• _Aufgaben_:
1 > Schreiben Sie den Abschnitt des Textes über Tempo 30 zwischen „Die Region Hannover“ und „der Nähe ist.“ einschließlich neu und ersetzen Sie dabei „drei Jahre“ durch „zwei Jahre“.
2 > Führen Sie den Text über den Modellversuch zu Tempo 30 im Anschluss an seinen letzten Satz weiter.

• _Seitentext_:

☆ ☆ ☆ ☆ ☆

Tempo 30 kommt nicht voran

In Niedersachsen läuft seit Frühjahr 2020 in wenigen Städten ein Modellversuch 30km/h des Verkehrsministeriums. Auswirkungen auf den Verkehr, die Abgase und die Lärmbelastung sollen untersucht werden. Garbsen ist mit der Havelser Straße dabei. Im ersten Jahr ist eine Bestandsaufnahme vorgesehen.

Die Region Hannover hat darüber hinaus ihre Städte gebeten, sich für einem eigenen Modellversuch zu bewerben. Ziel: Tempo 30 km/h an ausgesuchten Ortsdurchfahrten von Kreisstraßen. Auf 30 – 40 Strecken soll über drei Jahre getestet werden, wie sich diese Maßnahme auf Verkehrssicherheit, Verkehrsfluss und Umwelt auswirkt. Die „Experimentierklausel“ der Straßenverkehrsordnung lässt solche Maßnahmen zu, auch wenn keine Schule oder Kindergarten in der Nähe ist.

☆ ☆ ☆ ☆ ☆

• _Vorliegende Angaben_:
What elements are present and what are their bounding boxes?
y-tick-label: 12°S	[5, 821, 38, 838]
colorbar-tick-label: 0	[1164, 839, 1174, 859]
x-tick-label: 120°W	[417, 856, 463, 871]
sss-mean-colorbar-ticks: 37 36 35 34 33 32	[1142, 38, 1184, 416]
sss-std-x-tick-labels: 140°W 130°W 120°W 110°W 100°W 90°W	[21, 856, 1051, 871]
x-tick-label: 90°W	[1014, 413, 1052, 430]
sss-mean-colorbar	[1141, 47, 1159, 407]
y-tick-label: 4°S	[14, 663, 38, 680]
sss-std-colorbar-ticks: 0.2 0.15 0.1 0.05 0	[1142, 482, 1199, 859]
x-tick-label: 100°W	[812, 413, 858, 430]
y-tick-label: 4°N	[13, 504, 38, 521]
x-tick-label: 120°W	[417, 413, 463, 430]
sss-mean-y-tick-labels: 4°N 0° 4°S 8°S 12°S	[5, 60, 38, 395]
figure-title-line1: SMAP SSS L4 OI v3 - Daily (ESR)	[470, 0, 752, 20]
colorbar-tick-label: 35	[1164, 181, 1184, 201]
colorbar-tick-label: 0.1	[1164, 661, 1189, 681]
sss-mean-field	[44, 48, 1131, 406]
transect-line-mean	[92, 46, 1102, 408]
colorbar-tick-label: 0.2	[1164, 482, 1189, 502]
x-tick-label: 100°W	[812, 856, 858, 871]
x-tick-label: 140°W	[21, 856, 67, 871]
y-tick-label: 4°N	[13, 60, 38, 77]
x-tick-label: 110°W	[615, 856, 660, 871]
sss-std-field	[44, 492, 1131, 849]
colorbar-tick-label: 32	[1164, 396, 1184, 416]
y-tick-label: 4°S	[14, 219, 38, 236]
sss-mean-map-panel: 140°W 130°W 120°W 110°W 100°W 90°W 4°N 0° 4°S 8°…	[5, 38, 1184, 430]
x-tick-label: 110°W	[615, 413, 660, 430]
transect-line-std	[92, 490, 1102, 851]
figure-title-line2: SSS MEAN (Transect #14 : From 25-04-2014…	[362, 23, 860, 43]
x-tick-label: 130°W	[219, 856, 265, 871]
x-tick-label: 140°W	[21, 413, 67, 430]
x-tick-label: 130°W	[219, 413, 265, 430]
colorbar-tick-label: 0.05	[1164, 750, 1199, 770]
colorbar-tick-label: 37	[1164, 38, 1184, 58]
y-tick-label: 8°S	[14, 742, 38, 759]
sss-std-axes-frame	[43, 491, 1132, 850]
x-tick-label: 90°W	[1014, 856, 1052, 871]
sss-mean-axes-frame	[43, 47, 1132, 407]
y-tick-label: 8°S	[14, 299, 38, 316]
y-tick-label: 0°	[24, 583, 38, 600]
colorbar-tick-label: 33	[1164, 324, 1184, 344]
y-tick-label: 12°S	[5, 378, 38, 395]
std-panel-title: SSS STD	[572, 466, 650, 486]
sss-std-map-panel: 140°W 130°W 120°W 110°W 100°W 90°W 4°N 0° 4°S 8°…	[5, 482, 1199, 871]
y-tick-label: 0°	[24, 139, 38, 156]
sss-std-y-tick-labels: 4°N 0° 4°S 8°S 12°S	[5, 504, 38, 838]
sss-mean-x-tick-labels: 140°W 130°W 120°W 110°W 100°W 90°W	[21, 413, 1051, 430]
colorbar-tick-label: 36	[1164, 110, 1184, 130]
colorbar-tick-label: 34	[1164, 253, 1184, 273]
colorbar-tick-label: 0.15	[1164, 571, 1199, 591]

☆ ☆ ☆ ☆ ☆

• _Ergebnisse je Aufgabe_:
1 >
Die Region Hannover hat darüber hinaus ihre Städte gebeten, sich für einem eigenen Modellversuch zu bewerben. Ziel: Tempo 30 km/h an ausgesuchten Ortsdurchfahrten von Kreisstraßen. Auf 30 – 40 Strecken soll über zwei Jahre getestet werden, wie sich diese Maßnahme auf Verkehrssicherheit, Verkehrsfluss und Umwelt auswirkt. Die „Experimentierklausel“ der Straßenverkehrsordnung lässt solche Maßnahmen zu, auch wenn keine Schule oder Kindergarten in der Nähe ist.

2 >
Garbsen und Seelze haben sich beworben. Wir begrüßen auch diesen Modellversuch. Gerade in den Ortsdurchfahrten in Garbsen und Seelze fehlt es am notwendigen Platz für Radwege oder geschütze Radstreifen. Als „Notlösung“ bleibt der Schutzstreifen. Dort wird der notwendigen Sicherheitsabstand von mindestens 1,50m zwischen Außenspiegel und Lenkerende von den Kraftfahrzeugführenden oft nicht eingehalten. Eine Verringerung auf Tempo 30 würde die Verkehrssicherheit im Mischverkehr wesentlich erhöhen.
Pressemitteilung der Region Hannover e.V.

In der HAZ war zu lesen: Die 100 gemeldeten Straße sind dem Verkehrsministerium nun nicht geheuer. Die Region will mit dem Land sprechen und detailliert nachbegründen.